DIRECTIONS:
Every entry needs to be reproduced exactly.

RECORDS TO USE:
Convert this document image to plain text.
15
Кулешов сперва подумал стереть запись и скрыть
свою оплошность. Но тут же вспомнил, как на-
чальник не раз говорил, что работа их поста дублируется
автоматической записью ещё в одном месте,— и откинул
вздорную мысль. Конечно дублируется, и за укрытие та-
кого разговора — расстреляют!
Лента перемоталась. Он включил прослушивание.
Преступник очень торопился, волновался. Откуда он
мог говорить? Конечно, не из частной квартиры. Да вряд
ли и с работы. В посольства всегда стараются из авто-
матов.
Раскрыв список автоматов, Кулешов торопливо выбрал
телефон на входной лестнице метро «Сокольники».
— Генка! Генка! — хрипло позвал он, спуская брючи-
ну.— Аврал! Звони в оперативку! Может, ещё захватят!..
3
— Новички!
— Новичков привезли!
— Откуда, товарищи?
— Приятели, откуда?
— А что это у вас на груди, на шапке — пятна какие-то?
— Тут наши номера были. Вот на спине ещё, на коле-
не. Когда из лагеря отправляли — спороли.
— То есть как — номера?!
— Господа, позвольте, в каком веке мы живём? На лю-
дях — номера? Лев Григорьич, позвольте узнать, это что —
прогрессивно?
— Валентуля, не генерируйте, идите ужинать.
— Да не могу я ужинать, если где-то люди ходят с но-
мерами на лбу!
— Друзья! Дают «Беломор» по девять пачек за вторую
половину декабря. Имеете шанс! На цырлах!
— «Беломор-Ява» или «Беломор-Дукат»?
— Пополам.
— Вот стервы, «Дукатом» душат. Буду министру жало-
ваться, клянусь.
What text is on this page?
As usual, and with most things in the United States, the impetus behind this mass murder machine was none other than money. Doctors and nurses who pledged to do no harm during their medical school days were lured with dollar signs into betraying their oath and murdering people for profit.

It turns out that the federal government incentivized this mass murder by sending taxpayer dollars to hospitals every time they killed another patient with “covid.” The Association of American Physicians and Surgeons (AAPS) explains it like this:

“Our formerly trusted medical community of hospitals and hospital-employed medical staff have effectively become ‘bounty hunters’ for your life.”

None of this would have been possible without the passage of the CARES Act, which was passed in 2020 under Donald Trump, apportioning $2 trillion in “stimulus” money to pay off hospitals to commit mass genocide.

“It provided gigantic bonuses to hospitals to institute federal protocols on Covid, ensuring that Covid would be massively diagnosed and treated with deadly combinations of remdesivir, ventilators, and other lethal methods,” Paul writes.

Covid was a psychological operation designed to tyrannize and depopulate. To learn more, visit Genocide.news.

ANSWER TO THIS EXERCISE:
Convert this document image to plain text.
15
Кулешов сперва подумал стереть запись и скрыть
свою оплошность. Но тут же вспомнил, как на-
чальник не раз говорил, что работа их поста дублируется
автоматической записью ещё в одном месте,— и откинул
вздорную мысль. Конечно дублируется, и за укрытие та-
кого разговора — расстреляют!
Лента перемоталась. Он включил прослушивание.
Преступник очень торопился, волновался. Откуда он
мог говорить? Конечно, не из частной квартиры. Да вряд
ли и с работы. В посольства всегда стараются из авто-
матов.
Раскрыв список автоматов, Кулешов торопливо выбрал
телефон на входной лестнице метро «Сокольники».
— Генка! Генка! — хрипло позвал он, спуская брючи-
ну.— Аврал! Звони в оперативку! Может, ещё захватят!..
3
— Новички!
— Новичков привезли!
— Откуда, товарищи?
— Приятели, откуда?
— А что это у вас на груди, на шапке — пятна какие-то?
— Тут наши номера были. Вот на спине ещё, на коле-
не. Когда из лагеря отправляли — спороли.
— То есть как — номера?!
— Господа, позвольте, в каком веке мы живём? На лю-
дях — номера? Лев Григорьич, позвольте узнать, это что —
прогрессивно?
— Валентуля, не генерируйте, идите ужинать.
— Да не могу я ужинать, если где-то люди ходят с но-
мерами на лбу!
— Друзья! Дают «Беломор» по девять пачек за вторую
половину декабря. Имеете шанс! На цырлах!
— «Беломор-Ява» или «Беломор-Дукат»?
— Пополам.
— Вот стервы, «Дукатом» душат. Буду министру жало-
ваться, клянусь.
What text is on this page?
As usual, and with most things in the United States, the impetus behind this mass murder machine was none other than money. Doctors and nurses who pledged to do no harm during their medical school days were lured with dollar signs into betraying their oath and murdering people for profit.

It turns out that the federal government incentivized this mass murder by sending taxpayer dollars to hospitals every time they killed another patient with “covid.” The Association of American Physicians and Surgeons (AAPS) explains it like this:

“Our formerly trusted medical community of hospitals and hospital-employed medical staff have effectively become ‘bounty hunters’ for your life.”

None of this would have been possible without the passage of the CARES Act, which was passed in 2020 under Donald Trump, apportioning $2 trillion in “stimulus” money to pay off hospitals to commit mass genocide.

“It provided gigantic bonuses to hospitals to institute federal protocols on Covid, ensuring that Covid would be massively diagnosed and treated with deadly combinations of remdesivir, ventilators, and other lethal methods,” Paul writes.

Covid was a psychological operation designed to tyrannize and depopulate. To learn more, visit Genocide.news.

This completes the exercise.